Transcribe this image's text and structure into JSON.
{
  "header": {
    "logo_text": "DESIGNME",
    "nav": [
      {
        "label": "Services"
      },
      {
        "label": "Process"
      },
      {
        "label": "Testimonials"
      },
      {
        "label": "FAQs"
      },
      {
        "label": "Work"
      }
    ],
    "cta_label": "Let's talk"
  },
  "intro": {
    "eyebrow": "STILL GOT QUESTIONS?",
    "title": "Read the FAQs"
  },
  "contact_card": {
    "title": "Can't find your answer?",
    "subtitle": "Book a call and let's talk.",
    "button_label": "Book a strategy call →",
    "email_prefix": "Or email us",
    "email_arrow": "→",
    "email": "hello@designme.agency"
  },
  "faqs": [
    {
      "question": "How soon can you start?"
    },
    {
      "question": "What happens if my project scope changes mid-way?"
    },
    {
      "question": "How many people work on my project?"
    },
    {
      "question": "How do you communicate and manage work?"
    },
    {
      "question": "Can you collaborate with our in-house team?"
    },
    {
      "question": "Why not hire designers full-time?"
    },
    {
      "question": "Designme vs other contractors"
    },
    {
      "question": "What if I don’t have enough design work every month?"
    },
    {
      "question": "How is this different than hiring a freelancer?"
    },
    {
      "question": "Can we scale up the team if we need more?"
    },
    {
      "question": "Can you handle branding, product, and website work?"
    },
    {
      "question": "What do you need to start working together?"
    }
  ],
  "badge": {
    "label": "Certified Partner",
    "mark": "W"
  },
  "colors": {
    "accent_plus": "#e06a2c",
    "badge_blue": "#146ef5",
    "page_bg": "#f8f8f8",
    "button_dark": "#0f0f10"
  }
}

•••••

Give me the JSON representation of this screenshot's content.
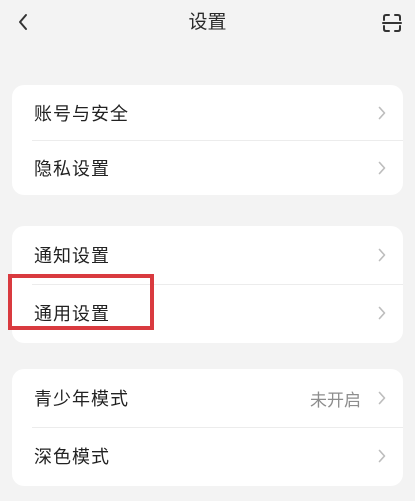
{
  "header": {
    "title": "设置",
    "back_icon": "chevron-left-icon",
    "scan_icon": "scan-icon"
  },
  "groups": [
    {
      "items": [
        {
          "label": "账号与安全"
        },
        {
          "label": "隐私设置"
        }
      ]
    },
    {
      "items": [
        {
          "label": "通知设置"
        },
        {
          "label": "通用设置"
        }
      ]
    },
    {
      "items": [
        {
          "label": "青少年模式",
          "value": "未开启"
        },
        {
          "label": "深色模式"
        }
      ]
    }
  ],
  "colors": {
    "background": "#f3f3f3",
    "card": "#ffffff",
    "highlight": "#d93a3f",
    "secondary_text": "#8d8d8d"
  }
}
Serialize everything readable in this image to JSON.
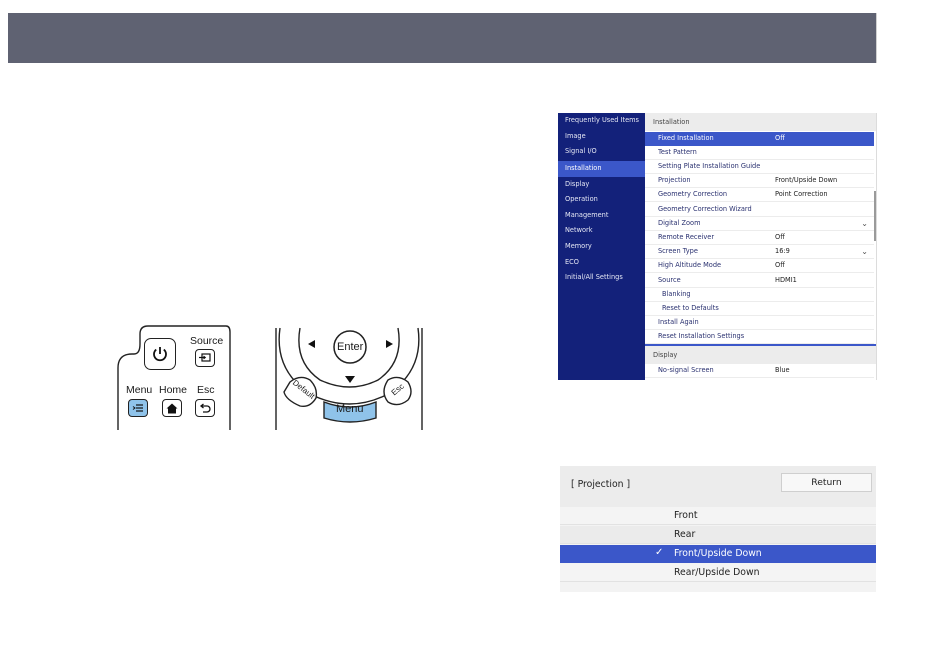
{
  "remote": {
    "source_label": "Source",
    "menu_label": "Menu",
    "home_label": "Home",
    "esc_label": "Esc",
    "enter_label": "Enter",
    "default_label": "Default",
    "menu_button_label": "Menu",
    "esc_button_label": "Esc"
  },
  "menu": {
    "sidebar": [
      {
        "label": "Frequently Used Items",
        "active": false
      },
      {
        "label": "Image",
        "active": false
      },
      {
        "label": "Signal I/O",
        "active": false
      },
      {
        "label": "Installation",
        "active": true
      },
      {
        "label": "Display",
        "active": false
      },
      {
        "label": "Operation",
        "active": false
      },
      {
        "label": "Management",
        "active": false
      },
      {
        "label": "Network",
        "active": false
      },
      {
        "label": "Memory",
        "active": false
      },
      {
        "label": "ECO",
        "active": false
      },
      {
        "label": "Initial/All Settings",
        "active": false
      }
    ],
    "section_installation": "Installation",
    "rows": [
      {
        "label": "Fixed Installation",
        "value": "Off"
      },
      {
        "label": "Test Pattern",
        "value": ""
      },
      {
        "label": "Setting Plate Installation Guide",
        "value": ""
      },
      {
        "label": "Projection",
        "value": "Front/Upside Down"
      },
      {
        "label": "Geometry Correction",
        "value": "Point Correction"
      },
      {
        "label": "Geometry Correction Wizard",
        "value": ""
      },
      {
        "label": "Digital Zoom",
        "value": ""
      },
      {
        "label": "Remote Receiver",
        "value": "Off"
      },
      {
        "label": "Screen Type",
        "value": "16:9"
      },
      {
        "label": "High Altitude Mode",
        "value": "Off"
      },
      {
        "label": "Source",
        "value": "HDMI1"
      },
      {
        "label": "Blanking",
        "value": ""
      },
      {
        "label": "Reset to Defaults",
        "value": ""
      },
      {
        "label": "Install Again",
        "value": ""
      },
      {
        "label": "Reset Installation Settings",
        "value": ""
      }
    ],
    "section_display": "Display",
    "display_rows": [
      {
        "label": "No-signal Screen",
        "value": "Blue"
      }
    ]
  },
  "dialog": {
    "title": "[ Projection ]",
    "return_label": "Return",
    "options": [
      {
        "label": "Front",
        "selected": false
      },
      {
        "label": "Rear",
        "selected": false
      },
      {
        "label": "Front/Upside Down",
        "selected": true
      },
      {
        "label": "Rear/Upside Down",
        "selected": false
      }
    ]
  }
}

•••••

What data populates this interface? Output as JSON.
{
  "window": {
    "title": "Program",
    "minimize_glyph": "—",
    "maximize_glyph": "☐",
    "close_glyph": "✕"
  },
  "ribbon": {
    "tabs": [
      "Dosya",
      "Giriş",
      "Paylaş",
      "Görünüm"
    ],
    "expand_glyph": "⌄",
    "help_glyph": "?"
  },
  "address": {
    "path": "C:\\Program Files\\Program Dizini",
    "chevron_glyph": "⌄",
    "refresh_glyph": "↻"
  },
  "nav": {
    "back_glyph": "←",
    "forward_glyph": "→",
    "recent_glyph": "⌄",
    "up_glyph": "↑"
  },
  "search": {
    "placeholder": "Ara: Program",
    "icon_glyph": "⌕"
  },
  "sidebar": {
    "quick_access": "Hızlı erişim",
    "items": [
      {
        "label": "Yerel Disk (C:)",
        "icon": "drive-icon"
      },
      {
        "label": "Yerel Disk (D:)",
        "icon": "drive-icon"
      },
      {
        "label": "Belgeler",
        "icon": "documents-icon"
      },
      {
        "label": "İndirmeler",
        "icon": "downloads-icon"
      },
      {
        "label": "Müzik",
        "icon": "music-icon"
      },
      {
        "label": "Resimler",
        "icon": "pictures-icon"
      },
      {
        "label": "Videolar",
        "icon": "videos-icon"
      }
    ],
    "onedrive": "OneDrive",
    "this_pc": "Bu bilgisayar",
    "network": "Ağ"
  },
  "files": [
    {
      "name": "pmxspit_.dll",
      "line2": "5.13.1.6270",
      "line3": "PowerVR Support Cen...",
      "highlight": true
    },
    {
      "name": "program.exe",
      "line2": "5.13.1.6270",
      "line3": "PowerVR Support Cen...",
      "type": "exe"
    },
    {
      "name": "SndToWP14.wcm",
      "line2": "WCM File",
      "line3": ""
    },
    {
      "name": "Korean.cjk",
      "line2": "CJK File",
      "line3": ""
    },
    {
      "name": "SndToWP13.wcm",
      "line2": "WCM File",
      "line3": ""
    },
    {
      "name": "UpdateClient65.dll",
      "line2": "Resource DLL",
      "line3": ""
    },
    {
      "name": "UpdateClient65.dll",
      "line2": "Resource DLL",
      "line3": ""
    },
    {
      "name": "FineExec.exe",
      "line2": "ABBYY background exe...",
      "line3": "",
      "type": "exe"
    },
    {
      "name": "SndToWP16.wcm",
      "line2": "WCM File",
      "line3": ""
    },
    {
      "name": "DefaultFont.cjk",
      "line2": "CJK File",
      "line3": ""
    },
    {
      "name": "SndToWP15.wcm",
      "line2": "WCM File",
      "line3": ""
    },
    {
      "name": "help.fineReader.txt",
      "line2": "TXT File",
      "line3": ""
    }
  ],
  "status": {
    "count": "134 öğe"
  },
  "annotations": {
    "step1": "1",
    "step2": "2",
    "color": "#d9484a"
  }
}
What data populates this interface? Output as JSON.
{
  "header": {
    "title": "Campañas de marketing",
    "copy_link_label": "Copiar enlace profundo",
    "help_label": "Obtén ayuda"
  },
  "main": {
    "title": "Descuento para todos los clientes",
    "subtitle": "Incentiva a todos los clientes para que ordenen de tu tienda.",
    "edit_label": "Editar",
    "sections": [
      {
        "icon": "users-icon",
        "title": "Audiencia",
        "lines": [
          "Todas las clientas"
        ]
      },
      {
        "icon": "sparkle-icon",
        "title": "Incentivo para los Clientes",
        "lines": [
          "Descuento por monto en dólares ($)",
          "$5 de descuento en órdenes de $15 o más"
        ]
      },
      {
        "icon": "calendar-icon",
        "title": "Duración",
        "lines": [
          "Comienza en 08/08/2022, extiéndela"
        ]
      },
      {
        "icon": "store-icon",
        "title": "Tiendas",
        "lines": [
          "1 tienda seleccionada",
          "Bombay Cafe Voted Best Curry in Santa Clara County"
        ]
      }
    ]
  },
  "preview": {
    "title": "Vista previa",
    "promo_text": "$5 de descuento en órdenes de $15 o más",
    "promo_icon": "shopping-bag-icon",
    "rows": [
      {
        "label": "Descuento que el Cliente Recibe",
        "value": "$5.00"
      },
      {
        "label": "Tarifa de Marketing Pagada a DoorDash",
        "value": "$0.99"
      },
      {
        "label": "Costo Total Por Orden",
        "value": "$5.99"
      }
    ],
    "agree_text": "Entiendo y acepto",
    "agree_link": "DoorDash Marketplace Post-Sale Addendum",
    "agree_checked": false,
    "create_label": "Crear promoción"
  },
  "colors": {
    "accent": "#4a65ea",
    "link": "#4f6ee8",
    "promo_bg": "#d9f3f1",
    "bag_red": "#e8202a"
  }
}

•••••

EXERCISE GOAL: Using the material above, report each line where "para" occurs.

IN RESPONSE:
    "title": "Descuento para todos los clientes",
    "subtitle": "Incentiva a todos los clientes para que ordenen de tu tienda.",
        "title": "Incentivo para los Clientes",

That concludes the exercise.